▸ **Exercise objective**
The complete listing should be copied out exactly.

----------

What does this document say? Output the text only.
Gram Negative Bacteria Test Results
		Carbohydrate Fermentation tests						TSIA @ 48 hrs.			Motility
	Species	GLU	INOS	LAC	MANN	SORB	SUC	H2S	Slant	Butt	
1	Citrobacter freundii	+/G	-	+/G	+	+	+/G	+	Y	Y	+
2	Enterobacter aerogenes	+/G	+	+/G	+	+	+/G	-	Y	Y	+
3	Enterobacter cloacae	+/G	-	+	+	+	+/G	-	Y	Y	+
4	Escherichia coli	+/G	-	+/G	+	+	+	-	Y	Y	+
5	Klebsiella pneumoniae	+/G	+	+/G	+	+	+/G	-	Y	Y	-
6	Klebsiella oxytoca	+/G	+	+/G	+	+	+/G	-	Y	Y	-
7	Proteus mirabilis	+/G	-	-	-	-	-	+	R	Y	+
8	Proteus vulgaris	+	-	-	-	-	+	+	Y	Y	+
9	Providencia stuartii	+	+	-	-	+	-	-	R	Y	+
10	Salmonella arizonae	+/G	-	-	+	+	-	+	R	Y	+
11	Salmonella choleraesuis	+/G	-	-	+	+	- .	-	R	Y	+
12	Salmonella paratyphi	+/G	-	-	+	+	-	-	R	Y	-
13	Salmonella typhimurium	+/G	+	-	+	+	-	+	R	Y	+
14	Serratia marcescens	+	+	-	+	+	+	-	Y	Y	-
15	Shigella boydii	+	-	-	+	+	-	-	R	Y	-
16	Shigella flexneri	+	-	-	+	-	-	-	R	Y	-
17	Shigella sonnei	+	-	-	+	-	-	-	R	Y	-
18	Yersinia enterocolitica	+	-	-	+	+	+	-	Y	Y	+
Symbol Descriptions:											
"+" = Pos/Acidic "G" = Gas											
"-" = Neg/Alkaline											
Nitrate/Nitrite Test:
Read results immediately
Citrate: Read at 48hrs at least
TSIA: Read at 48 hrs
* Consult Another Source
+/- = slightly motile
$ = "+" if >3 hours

----------

▸ **Task output**
What does this document say? Output the text only.
Gram Negative Bacteria Test Results
		Carbohydrate Fermentation tests						TSIA @ 48 hrs.			Motility
	Species	GLU	INOS	LAC	MANN	SORB	SUC	H2S	Slant	Butt	
1	Citrobacter freundii	+/G	-	+/G	+	+	+/G	+	Y	Y	+
2	Enterobacter aerogenes	+/G	+	+/G	+	+	+/G	-	Y	Y	+
3	Enterobacter cloacae	+/G	-	+	+	+	+/G	-	Y	Y	+
4	Escherichia coli	+/G	-	+/G	+	+	+	-	Y	Y	+
5	Klebsiella pneumoniae	+/G	+	+/G	+	+	+/G	-	Y	Y	-
6	Klebsiella oxytoca	+/G	+	+/G	+	+	+/G	-	Y	Y	-
7	Proteus mirabilis	+/G	-	-	-	-	-	+	R	Y	+
8	Proteus vulgaris	+	-	-	-	-	+	+	Y	Y	+
9	Providencia stuartii	+	+	-	-	+	-	-	R	Y	+
10	Salmonella arizonae	+/G	-	-	+	+	-	+	R	Y	+
11	Salmonella choleraesuis	+/G	-	-	+	+	- .	-	R	Y	+
12	Salmonella paratyphi	+/G	-	-	+	+	-	-	R	Y	-
13	Salmonella typhimurium	+/G	+	-	+	+	-	+	R	Y	+
14	Serratia marcescens	+	+	-	+	+	+	-	Y	Y	-
15	Shigella boydii	+	-	-	+	+	-	-	R	Y	-
16	Shigella flexneri	+	-	-	+	-	-	-	R	Y	-
17	Shigella sonnei	+	-	-	+	-	-	-	R	Y	-
18	Yersinia enterocolitica	+	-	-	+	+	+	-	Y	Y	+
Symbol Descriptions:											
"+" = Pos/Acidic "G" = Gas											
"-" = Neg/Alkaline											
Nitrate/Nitrite Test:
Read results immediately
Citrate: Read at 48hrs at least
TSIA: Read at 48 hrs
* Consult Another Source
+/- = slightly motile
$ = "+" if >3 hours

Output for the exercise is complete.